■ Description of the task ■
Present the following entries again, word for word and in full.

■ Dataset records ■

━━━━━━━━━━━━━━━━

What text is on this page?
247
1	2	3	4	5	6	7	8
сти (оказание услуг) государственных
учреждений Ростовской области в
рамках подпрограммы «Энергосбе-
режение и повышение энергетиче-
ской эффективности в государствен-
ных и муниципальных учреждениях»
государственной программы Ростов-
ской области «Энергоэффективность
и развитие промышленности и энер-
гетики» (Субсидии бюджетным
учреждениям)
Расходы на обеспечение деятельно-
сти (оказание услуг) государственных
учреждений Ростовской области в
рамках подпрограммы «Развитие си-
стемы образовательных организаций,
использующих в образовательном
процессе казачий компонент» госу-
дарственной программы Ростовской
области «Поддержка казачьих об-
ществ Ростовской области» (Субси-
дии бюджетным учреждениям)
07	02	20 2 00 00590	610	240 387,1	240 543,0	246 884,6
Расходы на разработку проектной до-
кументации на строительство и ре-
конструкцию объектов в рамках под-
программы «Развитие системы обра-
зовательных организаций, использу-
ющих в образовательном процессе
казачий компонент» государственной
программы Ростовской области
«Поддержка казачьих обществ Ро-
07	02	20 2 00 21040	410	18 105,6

━━━━━━━━━━━━━━━━

■ Answer for this exercise ■
What text is on this page?
247
1	2	3	4	5	6	7	8
сти (оказание услуг) государственных
учреждений Ростовской области в
рамках подпрограммы «Энергосбе-
режение и повышение энергетиче-
ской эффективности в государствен-
ных и муниципальных учреждениях»
государственной программы Ростов-
ской области «Энергоэффективность
и развитие промышленности и энер-
гетики» (Субсидии бюджетным
учреждениям)
Расходы на обеспечение деятельно-
сти (оказание услуг) государственных
учреждений Ростовской области в
рамках подпрограммы «Развитие си-
стемы образовательных организаций,
использующих в образовательном
процессе казачий компонент» госу-
дарственной программы Ростовской
области «Поддержка казачьих об-
ществ Ростовской области» (Субси-
дии бюджетным учреждениям)
07	02	20 2 00 00590	610	240 387,1	240 543,0	246 884,6
Расходы на разработку проектной до-
кументации на строительство и ре-
конструкцию объектов в рамках под-
программы «Развитие системы обра-
зовательных организаций, использу-
ющих в образовательном процессе
казачий компонент» государственной
программы Ростовской области
«Поддержка казачьих обществ Ро-
07	02	20 2 00 21040	410	18 105,6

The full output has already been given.